Stored items:
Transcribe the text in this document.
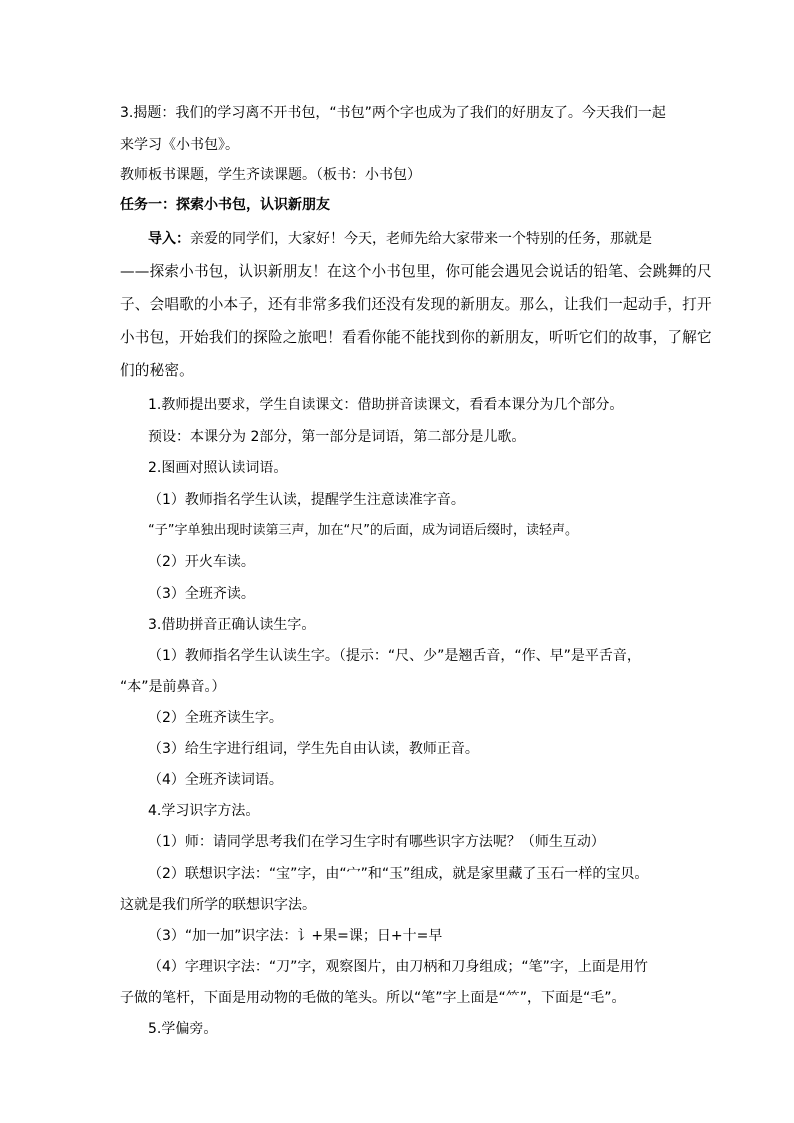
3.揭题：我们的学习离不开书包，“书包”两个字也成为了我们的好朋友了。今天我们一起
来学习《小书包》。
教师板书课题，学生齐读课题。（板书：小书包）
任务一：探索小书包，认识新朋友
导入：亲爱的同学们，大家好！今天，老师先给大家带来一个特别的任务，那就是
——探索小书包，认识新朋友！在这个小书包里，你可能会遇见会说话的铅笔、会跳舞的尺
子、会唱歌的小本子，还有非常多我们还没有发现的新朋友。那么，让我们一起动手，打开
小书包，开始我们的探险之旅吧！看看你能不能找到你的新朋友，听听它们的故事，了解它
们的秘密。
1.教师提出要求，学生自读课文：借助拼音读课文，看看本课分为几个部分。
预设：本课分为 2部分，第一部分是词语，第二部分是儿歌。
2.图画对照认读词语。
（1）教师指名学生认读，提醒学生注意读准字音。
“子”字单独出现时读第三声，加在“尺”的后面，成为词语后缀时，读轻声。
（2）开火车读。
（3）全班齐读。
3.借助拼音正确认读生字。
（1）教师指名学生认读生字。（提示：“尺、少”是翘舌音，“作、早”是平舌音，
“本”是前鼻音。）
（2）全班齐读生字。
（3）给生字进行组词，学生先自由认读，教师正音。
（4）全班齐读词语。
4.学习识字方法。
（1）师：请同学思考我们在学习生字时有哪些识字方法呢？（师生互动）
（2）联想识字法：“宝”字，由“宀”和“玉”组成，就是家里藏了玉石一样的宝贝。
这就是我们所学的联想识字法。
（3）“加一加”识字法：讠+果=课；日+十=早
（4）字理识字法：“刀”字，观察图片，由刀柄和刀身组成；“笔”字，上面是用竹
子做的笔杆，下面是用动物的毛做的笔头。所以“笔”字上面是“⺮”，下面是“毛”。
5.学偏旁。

Set problem: Show every line in the records above that contains the word "认识新朋友".

Response to the exercise:
任务一：探索小书包，认识新朋友
——探索小书包，认识新朋友！在这个小书包里，你可能会遇见会说话的铅笔、会跳舞的尺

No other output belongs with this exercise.